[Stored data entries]
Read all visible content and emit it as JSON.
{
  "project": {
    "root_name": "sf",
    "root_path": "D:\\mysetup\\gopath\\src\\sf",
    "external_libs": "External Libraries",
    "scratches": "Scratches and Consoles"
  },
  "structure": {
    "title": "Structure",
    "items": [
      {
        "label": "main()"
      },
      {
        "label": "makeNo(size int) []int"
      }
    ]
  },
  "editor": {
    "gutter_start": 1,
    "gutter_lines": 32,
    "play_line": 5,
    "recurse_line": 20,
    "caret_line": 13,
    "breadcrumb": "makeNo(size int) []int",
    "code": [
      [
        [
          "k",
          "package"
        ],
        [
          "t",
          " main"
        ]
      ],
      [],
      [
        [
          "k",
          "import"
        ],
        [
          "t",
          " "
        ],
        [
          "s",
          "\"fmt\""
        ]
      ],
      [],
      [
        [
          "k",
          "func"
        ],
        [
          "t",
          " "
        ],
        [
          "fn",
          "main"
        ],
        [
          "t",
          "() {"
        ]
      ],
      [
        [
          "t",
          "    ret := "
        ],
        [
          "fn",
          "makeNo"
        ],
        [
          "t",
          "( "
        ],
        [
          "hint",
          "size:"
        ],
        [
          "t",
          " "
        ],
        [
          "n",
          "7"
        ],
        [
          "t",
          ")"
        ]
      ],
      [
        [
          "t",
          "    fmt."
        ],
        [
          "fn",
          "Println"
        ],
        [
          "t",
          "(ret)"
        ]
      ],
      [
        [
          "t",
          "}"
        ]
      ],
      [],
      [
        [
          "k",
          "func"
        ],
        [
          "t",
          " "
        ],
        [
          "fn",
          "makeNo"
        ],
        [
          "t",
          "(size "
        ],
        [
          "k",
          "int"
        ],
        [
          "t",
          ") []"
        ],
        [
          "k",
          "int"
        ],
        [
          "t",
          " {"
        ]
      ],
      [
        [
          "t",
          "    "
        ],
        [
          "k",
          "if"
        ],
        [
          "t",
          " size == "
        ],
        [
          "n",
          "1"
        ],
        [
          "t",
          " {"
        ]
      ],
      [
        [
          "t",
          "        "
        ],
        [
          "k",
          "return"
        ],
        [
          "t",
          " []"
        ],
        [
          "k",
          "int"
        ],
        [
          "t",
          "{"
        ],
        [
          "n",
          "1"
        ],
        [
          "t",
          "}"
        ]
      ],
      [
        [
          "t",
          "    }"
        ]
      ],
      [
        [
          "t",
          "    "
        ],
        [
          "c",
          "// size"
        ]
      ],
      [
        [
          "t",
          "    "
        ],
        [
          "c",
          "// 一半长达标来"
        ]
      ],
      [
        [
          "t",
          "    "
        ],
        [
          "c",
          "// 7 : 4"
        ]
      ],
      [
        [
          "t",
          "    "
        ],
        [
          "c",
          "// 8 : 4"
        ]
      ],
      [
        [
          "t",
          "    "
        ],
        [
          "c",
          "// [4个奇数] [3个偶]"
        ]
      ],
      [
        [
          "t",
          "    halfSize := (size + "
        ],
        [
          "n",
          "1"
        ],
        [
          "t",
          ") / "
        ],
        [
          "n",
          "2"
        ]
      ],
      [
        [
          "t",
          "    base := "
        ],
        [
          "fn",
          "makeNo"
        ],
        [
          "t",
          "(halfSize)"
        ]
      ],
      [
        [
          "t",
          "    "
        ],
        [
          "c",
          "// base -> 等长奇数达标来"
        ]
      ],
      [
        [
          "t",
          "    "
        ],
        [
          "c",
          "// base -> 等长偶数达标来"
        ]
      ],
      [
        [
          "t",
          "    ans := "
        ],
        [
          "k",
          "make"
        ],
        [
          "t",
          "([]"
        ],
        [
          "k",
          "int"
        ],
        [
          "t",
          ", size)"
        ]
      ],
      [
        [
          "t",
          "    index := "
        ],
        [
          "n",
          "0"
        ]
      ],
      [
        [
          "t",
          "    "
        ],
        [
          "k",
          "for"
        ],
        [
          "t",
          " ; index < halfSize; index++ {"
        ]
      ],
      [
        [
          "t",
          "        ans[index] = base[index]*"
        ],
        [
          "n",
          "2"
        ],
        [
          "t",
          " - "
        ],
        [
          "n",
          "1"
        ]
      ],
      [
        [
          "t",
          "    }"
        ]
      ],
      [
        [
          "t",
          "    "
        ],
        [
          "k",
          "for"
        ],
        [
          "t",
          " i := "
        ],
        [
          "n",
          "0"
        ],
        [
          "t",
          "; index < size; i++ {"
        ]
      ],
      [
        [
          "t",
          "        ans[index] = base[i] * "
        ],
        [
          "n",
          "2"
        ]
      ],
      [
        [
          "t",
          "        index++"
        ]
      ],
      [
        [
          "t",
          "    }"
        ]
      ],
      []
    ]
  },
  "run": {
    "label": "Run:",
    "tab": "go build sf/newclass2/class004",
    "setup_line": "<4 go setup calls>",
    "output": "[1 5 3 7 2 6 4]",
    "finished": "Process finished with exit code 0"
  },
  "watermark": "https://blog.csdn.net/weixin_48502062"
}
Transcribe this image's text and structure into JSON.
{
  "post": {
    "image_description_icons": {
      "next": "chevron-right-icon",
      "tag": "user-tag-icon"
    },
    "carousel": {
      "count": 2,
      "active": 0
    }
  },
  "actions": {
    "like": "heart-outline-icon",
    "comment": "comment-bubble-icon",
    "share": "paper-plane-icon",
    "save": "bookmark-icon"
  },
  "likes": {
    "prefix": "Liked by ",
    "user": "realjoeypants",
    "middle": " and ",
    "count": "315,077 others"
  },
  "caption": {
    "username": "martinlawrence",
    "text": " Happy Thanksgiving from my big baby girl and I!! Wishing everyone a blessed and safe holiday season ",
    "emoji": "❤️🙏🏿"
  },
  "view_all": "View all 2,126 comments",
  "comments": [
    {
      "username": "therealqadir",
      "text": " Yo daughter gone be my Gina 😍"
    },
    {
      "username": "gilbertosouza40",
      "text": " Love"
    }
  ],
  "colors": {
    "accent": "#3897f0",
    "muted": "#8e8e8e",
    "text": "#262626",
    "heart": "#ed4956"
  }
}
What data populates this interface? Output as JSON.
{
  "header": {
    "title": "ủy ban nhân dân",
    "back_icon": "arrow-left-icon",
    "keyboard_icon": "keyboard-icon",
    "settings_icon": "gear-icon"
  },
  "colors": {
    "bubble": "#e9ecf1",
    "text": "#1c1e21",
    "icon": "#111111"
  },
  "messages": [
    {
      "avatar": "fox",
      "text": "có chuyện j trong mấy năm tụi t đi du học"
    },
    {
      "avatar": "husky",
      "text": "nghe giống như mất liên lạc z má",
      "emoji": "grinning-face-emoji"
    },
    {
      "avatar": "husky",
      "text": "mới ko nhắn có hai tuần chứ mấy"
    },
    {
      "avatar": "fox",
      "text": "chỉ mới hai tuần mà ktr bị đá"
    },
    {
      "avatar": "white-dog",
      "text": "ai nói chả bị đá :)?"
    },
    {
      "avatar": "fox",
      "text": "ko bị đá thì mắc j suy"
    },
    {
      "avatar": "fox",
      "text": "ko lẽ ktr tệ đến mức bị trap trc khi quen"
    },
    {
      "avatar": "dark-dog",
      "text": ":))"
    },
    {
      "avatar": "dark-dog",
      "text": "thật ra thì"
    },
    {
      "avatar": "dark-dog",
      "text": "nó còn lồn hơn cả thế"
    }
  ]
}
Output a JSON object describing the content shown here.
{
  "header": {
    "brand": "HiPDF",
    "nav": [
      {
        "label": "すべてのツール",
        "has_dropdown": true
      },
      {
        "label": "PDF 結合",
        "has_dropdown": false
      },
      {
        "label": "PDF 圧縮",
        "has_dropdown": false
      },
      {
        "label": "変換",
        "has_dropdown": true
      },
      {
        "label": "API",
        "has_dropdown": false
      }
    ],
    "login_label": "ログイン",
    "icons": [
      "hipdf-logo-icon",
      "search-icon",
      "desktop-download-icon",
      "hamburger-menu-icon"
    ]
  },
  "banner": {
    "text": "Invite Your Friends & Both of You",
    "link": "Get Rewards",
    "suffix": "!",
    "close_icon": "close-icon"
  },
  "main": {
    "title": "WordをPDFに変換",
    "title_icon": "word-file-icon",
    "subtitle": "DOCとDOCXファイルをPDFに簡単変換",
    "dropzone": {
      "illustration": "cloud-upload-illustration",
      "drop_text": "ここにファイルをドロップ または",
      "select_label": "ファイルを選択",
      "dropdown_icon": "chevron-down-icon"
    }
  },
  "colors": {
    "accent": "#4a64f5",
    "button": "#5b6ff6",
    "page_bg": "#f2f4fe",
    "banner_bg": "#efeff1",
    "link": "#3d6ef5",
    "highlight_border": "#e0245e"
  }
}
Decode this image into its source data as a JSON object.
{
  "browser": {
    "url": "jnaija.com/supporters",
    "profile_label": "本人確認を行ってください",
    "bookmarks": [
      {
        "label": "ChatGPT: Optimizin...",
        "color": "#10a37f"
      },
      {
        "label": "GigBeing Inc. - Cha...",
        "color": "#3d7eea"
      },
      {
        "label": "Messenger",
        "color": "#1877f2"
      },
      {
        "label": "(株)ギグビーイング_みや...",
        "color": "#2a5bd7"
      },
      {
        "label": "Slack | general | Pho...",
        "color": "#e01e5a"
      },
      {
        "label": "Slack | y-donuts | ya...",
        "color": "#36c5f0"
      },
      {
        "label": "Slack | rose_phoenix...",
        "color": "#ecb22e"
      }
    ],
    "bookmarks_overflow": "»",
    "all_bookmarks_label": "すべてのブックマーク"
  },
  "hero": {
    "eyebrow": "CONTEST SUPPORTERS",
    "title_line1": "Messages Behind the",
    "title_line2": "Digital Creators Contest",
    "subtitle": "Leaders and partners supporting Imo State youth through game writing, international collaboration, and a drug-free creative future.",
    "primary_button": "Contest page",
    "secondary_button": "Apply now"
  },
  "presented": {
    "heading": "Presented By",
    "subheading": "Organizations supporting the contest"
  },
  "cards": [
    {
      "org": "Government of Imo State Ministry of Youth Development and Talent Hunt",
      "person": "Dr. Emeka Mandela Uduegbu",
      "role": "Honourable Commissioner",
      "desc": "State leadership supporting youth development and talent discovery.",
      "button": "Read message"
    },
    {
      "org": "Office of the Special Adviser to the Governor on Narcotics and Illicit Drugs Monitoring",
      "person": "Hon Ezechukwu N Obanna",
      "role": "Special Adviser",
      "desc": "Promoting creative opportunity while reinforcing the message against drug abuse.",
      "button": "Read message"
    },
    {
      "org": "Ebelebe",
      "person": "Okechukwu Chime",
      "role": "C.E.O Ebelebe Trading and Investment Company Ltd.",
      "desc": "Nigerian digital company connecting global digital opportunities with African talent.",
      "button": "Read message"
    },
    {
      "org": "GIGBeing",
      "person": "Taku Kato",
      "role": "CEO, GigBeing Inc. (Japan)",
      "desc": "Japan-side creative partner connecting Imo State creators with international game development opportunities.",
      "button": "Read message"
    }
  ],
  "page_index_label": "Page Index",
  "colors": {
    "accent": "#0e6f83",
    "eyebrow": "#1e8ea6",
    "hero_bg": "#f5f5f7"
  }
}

→ **Problem**: Count every line of the records that holds "chevron". State the number, nothing else.

→ **Final answer**: 2